■ Challenge
Will you give every entry again exactly as it stands?

Part of a data file:
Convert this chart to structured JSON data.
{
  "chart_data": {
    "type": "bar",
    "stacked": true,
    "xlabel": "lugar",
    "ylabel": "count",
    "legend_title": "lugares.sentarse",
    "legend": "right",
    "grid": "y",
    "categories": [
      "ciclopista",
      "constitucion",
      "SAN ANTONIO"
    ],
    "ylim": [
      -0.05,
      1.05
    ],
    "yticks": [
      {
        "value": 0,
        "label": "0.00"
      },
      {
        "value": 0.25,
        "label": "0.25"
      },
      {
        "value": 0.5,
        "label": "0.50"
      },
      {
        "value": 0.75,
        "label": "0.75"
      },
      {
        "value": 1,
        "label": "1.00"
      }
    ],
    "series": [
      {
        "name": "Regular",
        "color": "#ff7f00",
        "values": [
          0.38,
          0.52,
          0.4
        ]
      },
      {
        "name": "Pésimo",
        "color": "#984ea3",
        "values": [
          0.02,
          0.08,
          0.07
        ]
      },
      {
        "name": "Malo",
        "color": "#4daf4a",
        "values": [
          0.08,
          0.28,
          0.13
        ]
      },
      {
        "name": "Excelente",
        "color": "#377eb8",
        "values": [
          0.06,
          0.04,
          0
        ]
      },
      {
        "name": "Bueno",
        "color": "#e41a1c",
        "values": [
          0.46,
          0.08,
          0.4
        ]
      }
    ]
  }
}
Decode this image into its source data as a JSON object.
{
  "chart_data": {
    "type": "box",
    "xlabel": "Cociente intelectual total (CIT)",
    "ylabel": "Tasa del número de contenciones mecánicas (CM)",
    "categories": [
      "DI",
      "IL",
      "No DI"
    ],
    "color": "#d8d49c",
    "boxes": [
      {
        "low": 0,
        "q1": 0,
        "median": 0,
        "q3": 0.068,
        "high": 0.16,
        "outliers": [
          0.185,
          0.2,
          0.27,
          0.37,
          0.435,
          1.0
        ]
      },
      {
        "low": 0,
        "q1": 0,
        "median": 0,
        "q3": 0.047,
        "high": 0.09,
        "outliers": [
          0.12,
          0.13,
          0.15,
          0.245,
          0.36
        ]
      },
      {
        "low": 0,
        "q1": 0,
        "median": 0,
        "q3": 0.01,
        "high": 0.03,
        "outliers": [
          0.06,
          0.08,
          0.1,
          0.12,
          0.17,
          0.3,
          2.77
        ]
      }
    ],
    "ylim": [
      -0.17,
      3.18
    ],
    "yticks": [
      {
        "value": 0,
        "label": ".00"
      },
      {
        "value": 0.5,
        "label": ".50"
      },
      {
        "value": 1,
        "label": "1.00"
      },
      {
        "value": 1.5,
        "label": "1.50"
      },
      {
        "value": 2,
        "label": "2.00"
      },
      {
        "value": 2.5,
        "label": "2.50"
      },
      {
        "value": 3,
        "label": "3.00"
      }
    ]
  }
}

■ Complete output
Convert this chart to structured JSON data.
{
  "chart_data": {
    "type": "bar",
    "stacked": true,
    "xlabel": "lugar",
    "ylabel": "count",
    "legend_title": "lugares.sentarse",
    "legend": "right",
    "grid": "y",
    "categories": [
      "ciclopista",
      "constitucion",
      "SAN ANTONIO"
    ],
    "ylim": [
      -0.05,
      1.05
    ],
    "yticks": [
      {
        "value": 0,
        "label": "0.00"
      },
      {
        "value": 0.25,
        "label": "0.25"
      },
      {
        "value": 0.5,
        "label": "0.50"
      },
      {
        "value": 0.75,
        "label": "0.75"
      },
      {
        "value": 1,
        "label": "1.00"
      }
    ],
    "series": [
      {
        "name": "Regular",
        "color": "#ff7f00",
        "values": [
          0.38,
          0.52,
          0.4
        ]
      },
      {
        "name": "Pésimo",
        "color": "#984ea3",
        "values": [
          0.02,
          0.08,
          0.07
        ]
      },
      {
        "name": "Malo",
        "color": "#4daf4a",
        "values": [
          0.08,
          0.28,
          0.13
        ]
      },
      {
        "name": "Excelente",
        "color": "#377eb8",
        "values": [
          0.06,
          0.04,
          0
        ]
      },
      {
        "name": "Bueno",
        "color": "#e41a1c",
        "values": [
          0.46,
          0.08,
          0.4
        ]
      }
    ]
  }
}
Decode this image into its source data as a JSON object.
{
  "chart_data": {
    "type": "box",
    "xlabel": "Cociente intelectual total (CIT)",
    "ylabel": "Tasa del número de contenciones mecánicas (CM)",
    "categories": [
      "DI",
      "IL",
      "No DI"
    ],
    "color": "#d8d49c",
    "boxes": [
      {
        "low": 0,
        "q1": 0,
        "median": 0,
        "q3": 0.068,
        "high": 0.16,
        "outliers": [
          0.185,
          0.2,
          0.27,
          0.37,
          0.435,
          1.0
        ]
      },
      {
        "low": 0,
        "q1": 0,
        "median": 0,
        "q3": 0.047,
        "high": 0.09,
        "outliers": [
          0.12,
          0.13,
          0.15,
          0.245,
          0.36
        ]
      },
      {
        "low": 0,
        "q1": 0,
        "median": 0,
        "q3": 0.01,
        "high": 0.03,
        "outliers": [
          0.06,
          0.08,
          0.1,
          0.12,
          0.17,
          0.3,
          2.77
        ]
      }
    ],
    "ylim": [
      -0.17,
      3.18
    ],
    "yticks": [
      {
        "value": 0,
        "label": ".00"
      },
      {
        "value": 0.5,
        "label": ".50"
      },
      {
        "value": 1,
        "label": "1.00"
      },
      {
        "value": 1.5,
        "label": "1.50"
      },
      {
        "value": 2,
        "label": "2.00"
      },
      {
        "value": 2.5,
        "label": "2.50"
      },
      {
        "value": 3,
        "label": "3.00"
      }
    ]
  }
}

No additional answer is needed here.